### Angezeigter Text
+++++
Der radikale Wirtschaftsreformer Javier Milei (53) hat Argentinien aufgerüttelt. Als neuer Präsident und bekennender Anarcho-Kapitalist schwang er bei Wahlkampfreden gerne einmal die Kettensäge gegen die alte Ordnung – ein Sinnbild für viele seiner radikalen Entscheidungen seitdem.
Milei hat Tausende Staatsangestellte entlassen, Subventionen und Sozialprogramme in Argentinien gekürzt und ist noch lange nicht fertig. Die Folge: Unruhen und Streiks im ganzen Land. Doch wie tief kann das Land noch fallen? Bereits zu Mileis Wahl war Argentinien wirtschaftlich am Boden. Blick zeigt dir die Punkte, die sich seit dem gewandelt haben.
+++++
### Aufgabenstellung
Welches Werkzeug schwang Milei laut dem Text über Argentinien bei seinen Wahlkampfreden gegen die alte Ordnung?

(Anmerkungen zu Seitenelementen)
+++++
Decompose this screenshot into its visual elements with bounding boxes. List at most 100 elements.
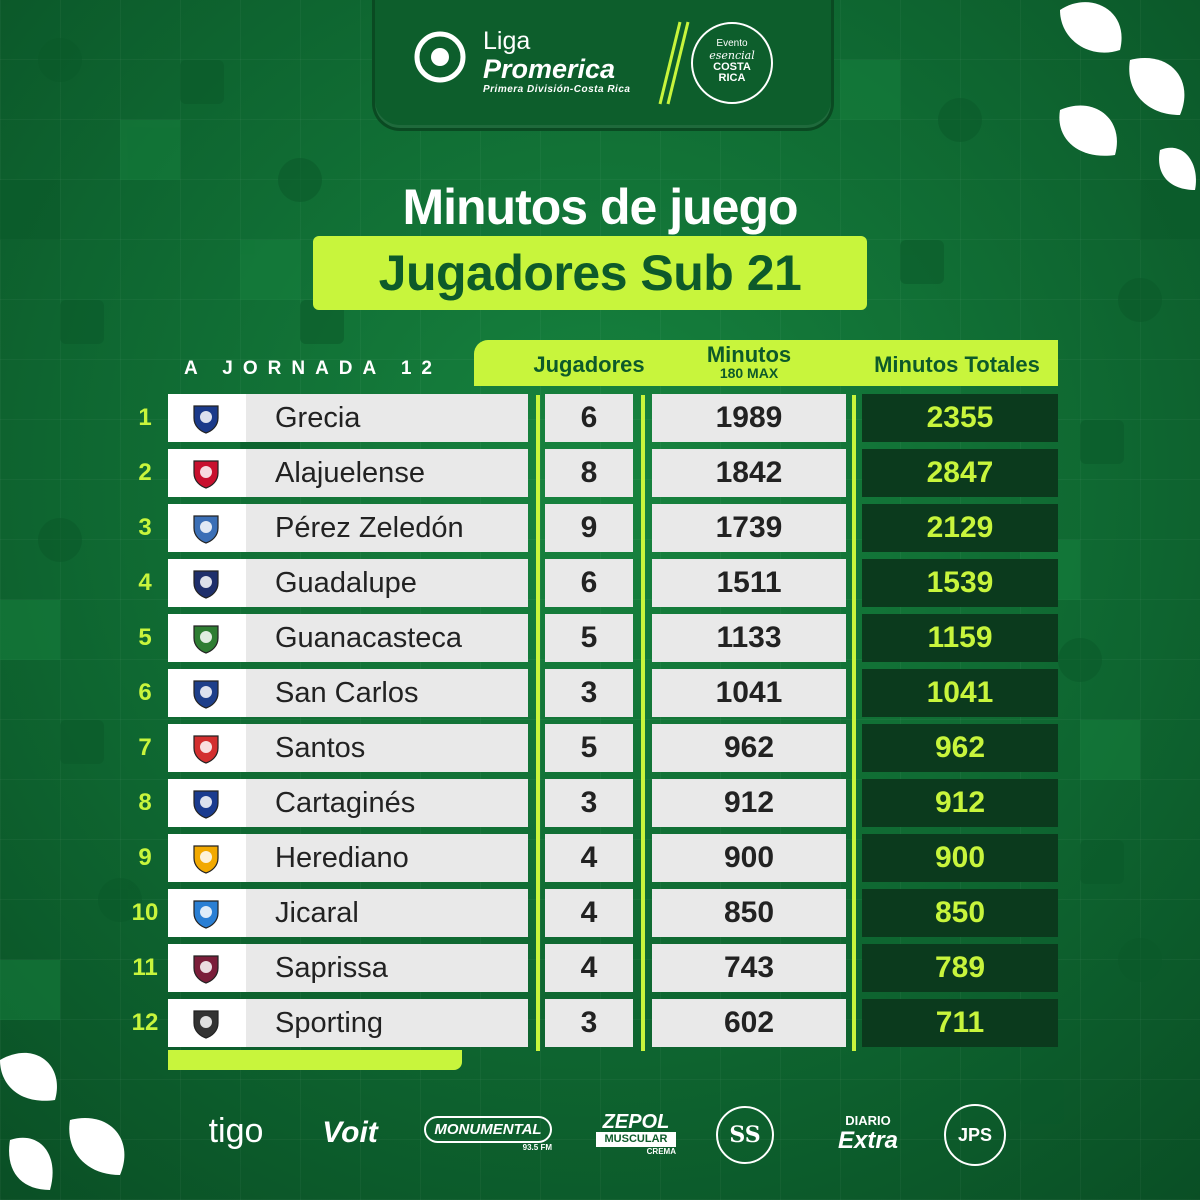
table-row-team: Saprissa <box>168 944 528 992</box>
team-crest-icon <box>193 680 219 709</box>
sponsor-zepol: ZEPOL MUSCULAR CREMA <box>596 1112 676 1156</box>
minutos-totales-value: 2847 <box>862 449 1058 497</box>
team-logo-box <box>168 944 246 992</box>
rank-number: 4 <box>138 569 152 596</box>
rank-number: 11 <box>132 954 158 981</box>
sponsor-super-salon: SS <box>716 1106 774 1164</box>
team-name: San Carlos <box>275 677 419 709</box>
rank-number: 12 <box>131 1009 159 1036</box>
jugadores-value: 6 <box>545 559 633 607</box>
minutos-totales-value: 711 <box>862 999 1058 1047</box>
minutos-value: 743 <box>652 944 846 992</box>
evento-line2: esencial <box>709 49 755 62</box>
header-banner: Liga Promerica Primera División-Costa Ri… <box>372 0 834 131</box>
rank-number: 10 <box>131 899 159 926</box>
column-header-minutos: Minutos 180 MAX <box>690 342 808 381</box>
sponsor-monumental-sub: 93.5 FM <box>522 1143 552 1152</box>
rank-number: 6 <box>138 679 152 706</box>
minutos-value: 962 <box>652 724 846 772</box>
table-row-team: San Carlos <box>168 669 528 717</box>
liga-line3: Primera División-Costa Rica <box>483 84 631 95</box>
liga-line2: Promerica <box>483 54 616 84</box>
minutos-value: 602 <box>652 999 846 1047</box>
jugadores-value: 3 <box>545 779 633 827</box>
sponsor-diario: DIARIO <box>845 1113 891 1128</box>
team-logo-box <box>168 449 246 497</box>
table-row-team: Santos <box>168 724 528 772</box>
jornada-label: A JORNADA 12 <box>184 358 442 379</box>
team-logo-box <box>168 504 246 552</box>
sponsor-monumental-name: MONUMENTAL <box>424 1116 552 1143</box>
column-header-minutos-totales: Minutos Totales <box>874 352 1040 377</box>
minutos-value: 1511 <box>652 559 846 607</box>
table-row-team: Guanacasteca <box>168 614 528 662</box>
minutos-totales-value: 1539 <box>862 559 1058 607</box>
liga-line1: Liga <box>483 27 531 55</box>
team-name: Jicaral <box>275 897 359 929</box>
minutos-value: 1041 <box>652 669 846 717</box>
sponsor-zepol-sub2: CREMA <box>646 1147 676 1156</box>
sponsor-jps: JPS <box>944 1104 1006 1166</box>
team-logo-box <box>168 779 246 827</box>
sponsor-voit: Voit <box>322 1116 378 1149</box>
minutos-value: 850 <box>652 889 846 937</box>
team-name: Grecia <box>275 402 361 434</box>
jugadores-value: 8 <box>545 449 633 497</box>
team-name: Pérez Zeledón <box>275 512 464 544</box>
column-header-minutos-label: Minutos <box>706 342 792 367</box>
team-crest-icon <box>193 515 219 544</box>
table-row-team: Grecia <box>168 394 528 442</box>
table-row-team: Herediano <box>168 834 528 882</box>
minutos-value: 1842 <box>652 449 846 497</box>
leaf-decoration-top-right <box>1059 2 1196 190</box>
minutos-totales-value: 900 <box>862 834 1058 882</box>
jugadores-value: 4 <box>545 889 633 937</box>
rank-number: 3 <box>138 514 152 541</box>
team-crest-icon <box>193 790 219 819</box>
team-logo-box <box>168 724 246 772</box>
column-divider <box>641 395 645 1051</box>
minutos-value: 900 <box>652 834 846 882</box>
minutos-value: 1133 <box>652 614 846 662</box>
minutos-totales-value: 1159 <box>862 614 1058 662</box>
column-header-band <box>474 340 1058 386</box>
rank-number: 7 <box>138 734 152 761</box>
sponsor-extra: Extra <box>837 1127 899 1154</box>
jugadores-value: 5 <box>545 614 633 662</box>
team-crest-icon <box>193 570 219 599</box>
minutos-value: 912 <box>652 779 846 827</box>
minutos-totales-value: 962 <box>862 724 1058 772</box>
team-name: Alajuelense <box>275 457 425 489</box>
team-crest-icon <box>193 1010 219 1039</box>
team-crest-icon <box>193 405 219 434</box>
table-row-team: Pérez Zeledón <box>168 504 528 552</box>
sponsor-zepol-sub: MUSCULAR <box>596 1132 676 1147</box>
minutos-totales-value: 2355 <box>862 394 1058 442</box>
rank-number: 8 <box>138 789 152 816</box>
minutos-value: 1739 <box>652 504 846 552</box>
team-name: Guadalupe <box>275 567 417 599</box>
jugadores-value: 4 <box>545 834 633 882</box>
rank-number: 1 <box>138 404 152 431</box>
column-divider <box>852 395 856 1051</box>
team-logo-box <box>168 889 246 937</box>
liga-promerica-logo: Liga Promerica Primera División-Costa Ri… <box>483 28 630 95</box>
evento-esencial-badge: Evento esencial COSTA RICA <box>691 22 773 104</box>
rank-number: 2 <box>138 459 152 486</box>
team-name: Santos <box>275 732 366 764</box>
evento-line1: Evento <box>716 38 748 49</box>
table-row-team: Alajuelense <box>168 449 528 497</box>
page-title: Minutos de juego <box>402 179 798 235</box>
sponsor-monumental: MONUMENTAL 93.5 FM <box>424 1116 552 1152</box>
team-name: Sporting <box>275 1007 384 1039</box>
team-crest-icon <box>193 845 219 874</box>
team-crest-icon <box>193 955 219 984</box>
minutos-value: 1989 <box>652 394 846 442</box>
team-logo-box <box>168 999 246 1047</box>
jugadores-value: 3 <box>545 669 633 717</box>
page-subtitle: Jugadores Sub 21 <box>313 236 867 310</box>
minutos-totales-value: 850 <box>862 889 1058 937</box>
leaf-decoration-bottom-left <box>0 1052 125 1190</box>
sponsor-diario-extra: DIARIO Extra <box>820 1114 916 1154</box>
+++++
### Lösung
Er schwang die Kettensäge.